═════ PASSAGE EXTRAIT ═════

Très bel article, à la fois court et instructif. Merci !

A Olybri (et à tous ceux qui se sont dit la même chose) : il y a une vidéo d'un certain CodeMU qui explique l'origine de l'arobase (qui désignait une amphore) :

+4 -0

J'étais passé à côté ce cet article. J'aime bien. C'est le bon format pour un hommage : pas trop long, mais quand même avec des infos sympas. :)

J'aurais bien aimé un petit passage sur le chiffrement, mais c'est peut-être un peu hors sujet (et puis, c'est toujours facile de critiquer a posteriori).

Excellent article.

Si nous devons le premier client de messagerie et notre ami arobase à M. Ray Tomlinson, on lui doit aussi le format de base qu'a pris le mail. Bien que le format le plus utilisé aujourd'hui suive la RFC822, cette dernière remplace et améliore la 733 qui est issu du travail de R. Tomlinson.

═════ EXTRAITS DE DONNÉES ═════

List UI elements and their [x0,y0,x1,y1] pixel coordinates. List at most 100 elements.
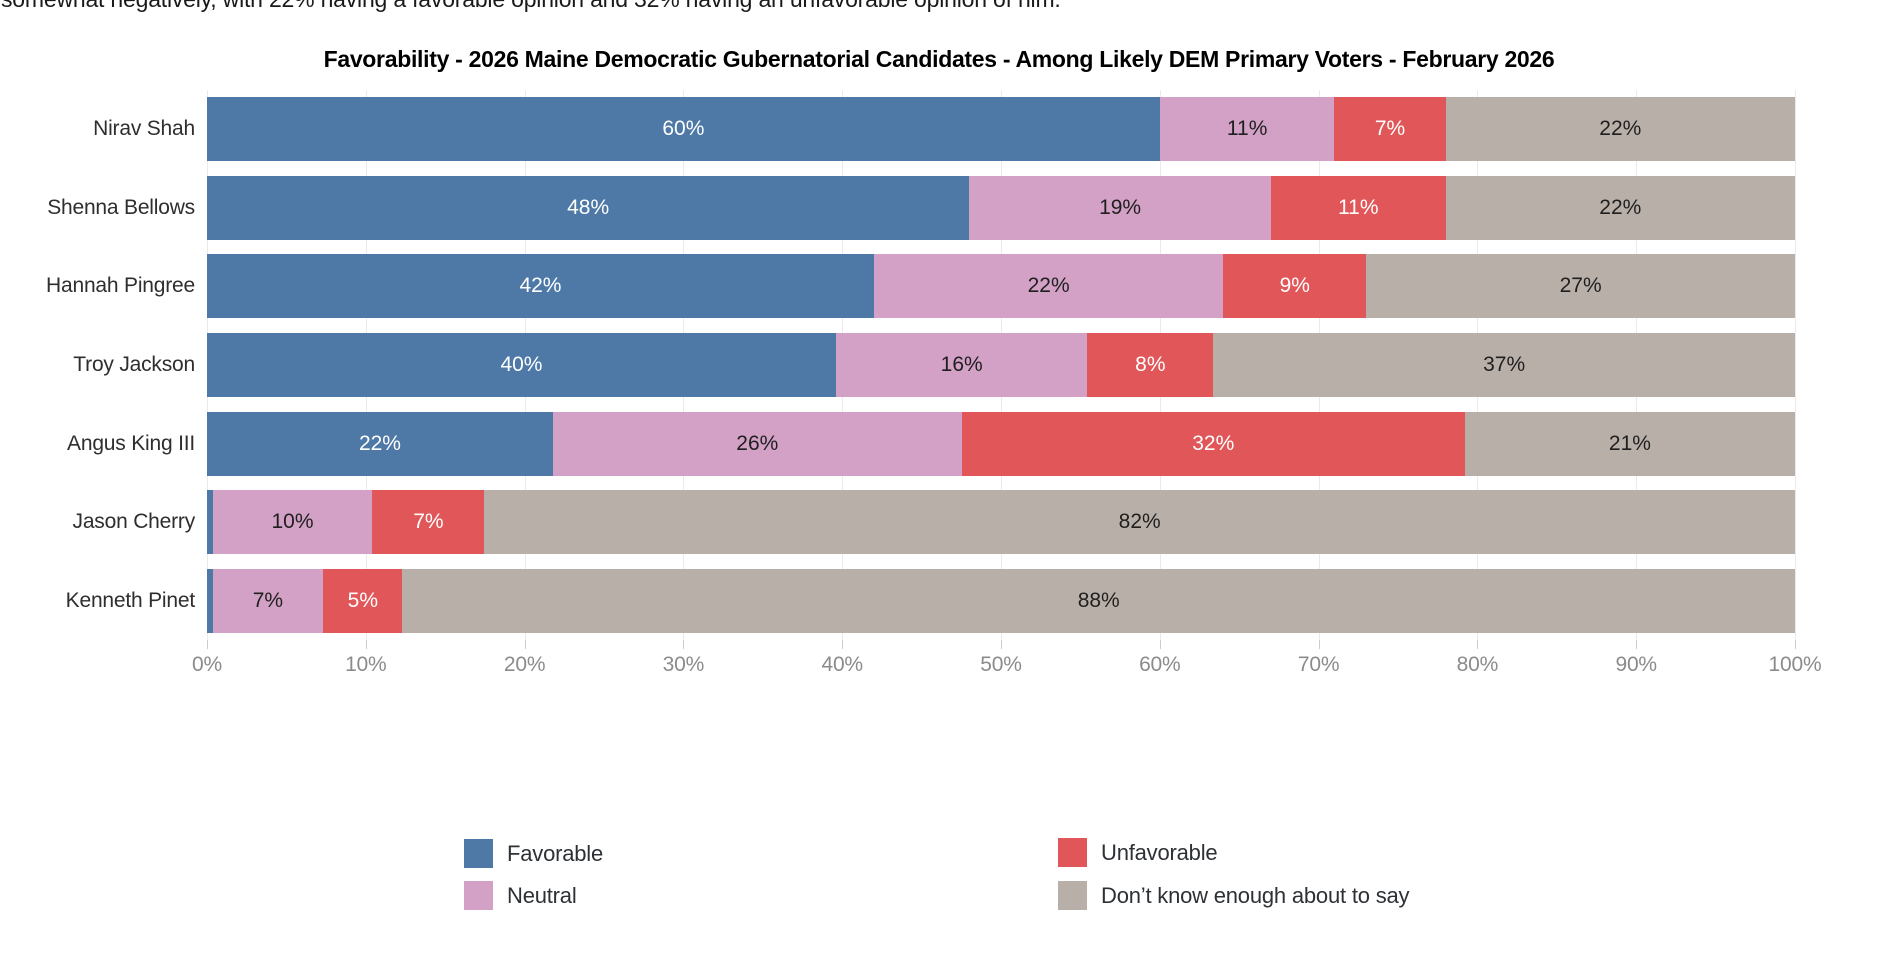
category-label: Shenna Bellows [47,195,195,219]
segment-value-label: 22% [1599,195,1642,219]
bar-segment-neutral: 26% [552,411,962,476]
segment-value-label: 9% [1279,274,1310,298]
segment-value-label: 8% [1135,353,1166,376]
bar-segment-unfavorable: 11% [1270,175,1446,240]
segment-value-label: 21% [1608,431,1651,455]
category-label: Hannah Pingree [46,274,195,298]
bar-segment-don-t-know-enough-about-to-say: 37% [1213,333,1795,397]
axis-tick [842,640,844,649]
bar-segment-favorable: 42% [207,254,874,319]
segment-value-label: 7% [413,510,444,534]
x-axis-tick-label: 40% [821,653,863,676]
bar-segment-favorable: 48% [207,175,970,240]
legend-item-unfavorable: Unfavorable [1058,838,1218,867]
segment-value-label: 26% [736,431,779,455]
legend-label: Don’t know enough about to say [1101,882,1410,908]
axis-tick [1318,640,1320,649]
clipped-paragraph-text: somewhat negatively, with 22% having a f… [1,0,1061,14]
category-label: Kenneth Pinet [65,588,196,612]
segment-value-label: 16% [940,353,983,376]
chart-row: Kenneth Pinet 7% 5% 88% [66,568,1795,633]
legend-swatch-dont-know [1058,881,1087,910]
legend-item-dont-know: Don’t know enough about to say [1058,881,1410,910]
bar-segment-unfavorable: 9% [1223,254,1367,319]
bar-segment-neutral: 19% [969,175,1271,240]
segment-value-label: 82% [1118,510,1161,534]
segment-value-label: 48% [567,195,610,219]
chart-row: Hannah Pingree 42% 22% 9% 27% [46,254,1795,319]
bar-segment-favorable: 40% [207,333,836,397]
segment-value-label: 22% [1599,117,1642,141]
bar-segment-unfavorable: 5% [323,568,403,633]
axis-tick [1477,640,1479,649]
bar-segment-favorable [207,568,213,633]
bar-segment-don-t-know-enough-about-to-say: 27% [1366,254,1795,319]
segment-value-label: 42% [519,274,562,298]
bar-segment-don-t-know-enough-about-to-say: 21% [1464,411,1795,476]
stacked-bar: 7% 5% 88% [207,568,1795,633]
bar-segment-don-t-know-enough-about-to-say: 88% [402,568,1795,633]
legend-swatch-neutral [464,881,493,910]
axis-tick [1636,640,1638,649]
bar-segment-unfavorable: 7% [372,490,485,555]
segment-value-label: 22% [1027,274,1070,298]
bar-segment-don-t-know-enough-about-to-say: 82% [484,490,1795,555]
x-axis-tick-label: 20% [503,653,546,676]
bar-segment-neutral: 10% [212,490,373,555]
segment-value-label: 7% [252,588,284,612]
x-axis-tick-label: 90% [1615,653,1657,676]
segment-value-label: 40% [500,353,543,376]
bar-segment-neutral: 16% [835,333,1088,397]
chart-title: Favorability - 2026 Maine Democratic Gub… [323,46,1555,72]
segment-value-label: 10% [271,510,314,534]
bar-segment-neutral: 7% [212,568,324,633]
stacked-bar: 60% 11% 7% 22% [207,97,1795,162]
bar-segment-don-t-know-enough-about-to-say: 22% [1445,97,1795,162]
segment-value-label: 37% [1483,353,1526,376]
x-axis-tick-label: 30% [662,653,705,676]
x-axis-tick-label: 60% [1139,653,1181,676]
axis-tick [524,640,526,649]
axis-tick [207,640,208,649]
legend-label: Unfavorable [1101,839,1218,865]
bar-segment-favorable [207,490,213,555]
bar-segment-don-t-know-enough-about-to-say: 22% [1445,175,1795,240]
x-axis-tick-label: 10% [345,653,387,676]
segment-value-label: 27% [1559,274,1602,298]
segment-value-label: 88% [1077,588,1120,612]
plot-area: 0% 10% 20% 30% 40% 50% 60% 70% 80% 90% 100% Nirav S… [46,90,1822,676]
category-label: Angus King III [67,431,195,455]
x-axis-tick-label: 0% [192,653,222,676]
legend-swatch-unfavorable [1058,838,1087,867]
segment-value-label: 7% [1374,117,1406,141]
chart-row: Nirav Shah 60% 11% 7% 22% [93,97,1795,162]
segment-value-label: 11% [1338,195,1379,219]
bar-segment-neutral: 11% [1159,97,1335,162]
x-axis-tick-label: 70% [1297,653,1340,676]
chart-row: Troy Jackson 40% 16% 8% 37% [73,333,1795,397]
legend-label: Neutral [507,882,577,908]
category-label: Nirav Shah [93,117,195,141]
segment-value-label: 19% [1099,195,1142,219]
bar-segment-favorable: 22% [207,411,553,476]
bar-segment-unfavorable: 32% [961,411,1465,476]
axis-tick [683,640,685,649]
legend-label: Favorable [507,840,604,866]
chart-row: Angus King III 22% 26% 32% 21% [67,411,1795,476]
axis-tick [365,640,367,649]
category-label: Jason Cherry [72,510,196,534]
segment-value-label: 5% [347,588,379,612]
segment-value-label: 22% [358,431,401,455]
stacked-bar: 22% 26% 32% 21% [207,411,1795,476]
bar-segment-unfavorable: 8% [1087,333,1214,397]
x-axis-tick-label: 80% [1456,653,1499,676]
chart-row: Jason Cherry 10% 7% 82% [73,490,1795,555]
segment-value-label: 11% [1226,117,1268,141]
segment-value-label: 60% [662,117,705,141]
axis-tick [1159,640,1161,649]
legend-item-favorable: Favorable [464,839,603,868]
bar-segment-neutral: 22% [873,254,1224,319]
legend-item-neutral: Neutral [464,881,577,910]
segment-value-label: 32% [1192,431,1235,455]
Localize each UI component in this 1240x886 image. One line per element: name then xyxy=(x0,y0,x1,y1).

═════

• _TÂCHES PROPOSÉES_
1) Convertissez en liste JSON de chaînes les lignes de données, une chaîne par ligne et sans lignes vides : commencez à la ligne qui contient "category-label: Shenna Bellows" et arrêtez-vous après celle qui contient "segment-value-label: 22% [1027,274,1070,298]".
2) Poursuivez les commentaires sur Ray Tomlinson après leur dernière phrase.
Les commentaires sur Ray Tomlinson et les lignes de données ne proviennent pas de la même source.

• _RÉPONSES AUX TÂCHES_
1)
[
  "category-label: Shenna Bellows [47,195,195,219]",
  "segment-value-label: 22% [1599,195,1642,219]",
  "bar-segment-neutral: 26% [552,411,962,476]",
  "segment-value-label: 9% [1279,274,1310,298]",
  "segment-value-label: 8% [1135,353,1166,376]",
  "bar-segment-unfavorable: 11% [1270,175,1446,240]",
  "segment-value-label: 21% [1608,431,1651,455]",
  "category-label: Hannah Pingree [46,274,195,298]",
  "bar-segment-don-t-know-enough-about-to-say: 37% [1213,333,1795,397]",
  "axis-tick [842,640,844,649]",
  "bar-segment-favorable: 42% [207,254,874,319]",
  "segment-value-label: 7% [413,510,444,534]",
  "x-axis-tick-label: 40% [821,653,863,676]",
  "bar-segment-favorable: 48% [207,175,970,240]",
  "legend-item-unfavorable: Unfavorable [1058,838,1218,867]",
  "segment-value-label: 26% [736,431,779,455]",
  "legend-label: Don’t know enough about to say [1101,882,1410,908]",
  "axis-tick [1318,640,1320,649]",
  "clipped-paragraph-text: somewhat negatively, with 22% having a f… [1,0,1061,14]",
  "category-label: Kenneth Pinet [65,588,196,612]",
  "segment-value-label: 16% [940,353,983,376]",
  "chart-row: Kenneth Pinet 7% 5% 88% [66,568,1795,633]",
  "legend-swatch-dont-know [1058,881,1087,910]",
  "legend-item-dont-know: Don’t know enough about to say [1058,881,1410,910]",
  "bar-segment-unfavorable: 9% [1223,254,1367,319]",
  "bar-segment-neutral: 19% [969,175,1271,240]",
  "segment-value-label: 82% [1118,510,1161,534]",
  "segment-value-label: 48% [567,195,610,219]",
  "chart-row: Hannah Pingree 42% 22% 9% 27% [46,254,1795,319]",
  "bar-segment-favorable: 40% [207,333,836,397]",
  "segment-value-label: 22% [1599,117,1642,141]",
  "bar-segment-unfavorable: 5% [323,568,403,633]",
  "axis-tick [1477,640,1479,649]",
  "bar-segment-favorable [207,568,213,633]",
  "bar-segment-don-t-know-enough-about-to-say: 27% [1366,254,1795,319]",
  "segment-value-label: 42% [519,274,562,298]",
  "bar-segment-don-t-know-enough-about-to-say: 21% [1464,411,1795,476]",
  "stacked-bar: 7% 5% 88% [207,568,1795,633]",
  "bar-segment-don-t-know-enough-about-to-say: 88% [402,568,1795,633]",
  "legend-swatch-neutral [464,881,493,910]",
  "axis-tick [1636,640,1638,649]",
  "bar-segment-unfavorable: 7% [372,490,485,555]",
  "segment-value-label: 22% [1027,274,1070,298]"
]

2)
À noter que la RFC822 est tellement peu normative (à dessein, elle a été pensée pour être générique) qu'elle a dû être complétée par la suite par, de mémoire, au moins 5 autres rfc avant que les mails et la norme MIME ne puissent devenir le gros monstre radioactif mais qui marche à peu près chez tout le monde, qu'est l'email contemporain.

À noter également que Microsoft n'était pas en reste puisqu'ils avaient développé leur format TNEF dans leur coin, norme et format qui, à l'instar de MIME, sont aussi devenues un énorme fourre-tout dans lequel l'oeil attentif reconnaîtra les différentes couches de patches, qui identifient les différents âges et transformations qu'ils ont traversés.

Au passage, la spec du TNEF doit être à peu près le seul document normatif dans lequel on peut lire "le checksum est un modulo 256 de la somme de tous les octets de la charge utile, mais on ne DOIT PAS s'y fier parce que certains clients Outlook l'implémentaient avec un bug."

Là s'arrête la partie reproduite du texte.